**Set task:** Your task is to retype each line of the data below exactly.

**Material:**

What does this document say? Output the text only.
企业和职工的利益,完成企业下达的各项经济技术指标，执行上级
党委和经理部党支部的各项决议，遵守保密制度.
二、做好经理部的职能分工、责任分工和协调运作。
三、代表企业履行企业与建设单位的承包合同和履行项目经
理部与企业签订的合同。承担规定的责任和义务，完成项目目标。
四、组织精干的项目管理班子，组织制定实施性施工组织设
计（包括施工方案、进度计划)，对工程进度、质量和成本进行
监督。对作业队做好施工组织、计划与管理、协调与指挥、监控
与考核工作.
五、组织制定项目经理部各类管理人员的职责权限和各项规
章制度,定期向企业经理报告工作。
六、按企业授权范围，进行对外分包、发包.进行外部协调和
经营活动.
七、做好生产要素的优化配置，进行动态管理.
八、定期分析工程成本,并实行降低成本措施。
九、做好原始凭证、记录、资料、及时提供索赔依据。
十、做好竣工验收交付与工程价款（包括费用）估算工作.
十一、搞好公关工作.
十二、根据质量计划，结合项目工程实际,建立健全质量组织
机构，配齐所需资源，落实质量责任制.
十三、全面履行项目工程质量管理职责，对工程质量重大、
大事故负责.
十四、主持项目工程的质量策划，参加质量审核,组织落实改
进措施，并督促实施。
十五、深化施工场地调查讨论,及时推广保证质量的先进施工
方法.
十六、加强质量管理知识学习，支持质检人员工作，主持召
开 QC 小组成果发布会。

**Task response:**
What does this document say? Output the text only.
企业和职工的利益,完成企业下达的各项经济技术指标，执行上级
党委和经理部党支部的各项决议，遵守保密制度.
二、做好经理部的职能分工、责任分工和协调运作。
三、代表企业履行企业与建设单位的承包合同和履行项目经
理部与企业签订的合同。承担规定的责任和义务，完成项目目标。
四、组织精干的项目管理班子，组织制定实施性施工组织设
计（包括施工方案、进度计划)，对工程进度、质量和成本进行
监督。对作业队做好施工组织、计划与管理、协调与指挥、监控
与考核工作.
五、组织制定项目经理部各类管理人员的职责权限和各项规
章制度,定期向企业经理报告工作。
六、按企业授权范围，进行对外分包、发包.进行外部协调和
经营活动.
七、做好生产要素的优化配置，进行动态管理.
八、定期分析工程成本,并实行降低成本措施。
九、做好原始凭证、记录、资料、及时提供索赔依据。
十、做好竣工验收交付与工程价款（包括费用）估算工作.
十一、搞好公关工作.
十二、根据质量计划，结合项目工程实际,建立健全质量组织
机构，配齐所需资源，落实质量责任制.
十三、全面履行项目工程质量管理职责，对工程质量重大、
大事故负责.
十四、主持项目工程的质量策划，参加质量审核,组织落实改
进措施，并督促实施。
十五、深化施工场地调查讨论,及时推广保证质量的先进施工
方法.
十六、加强质量管理知识学习，支持质检人员工作，主持召
开 QC 小组成果发布会。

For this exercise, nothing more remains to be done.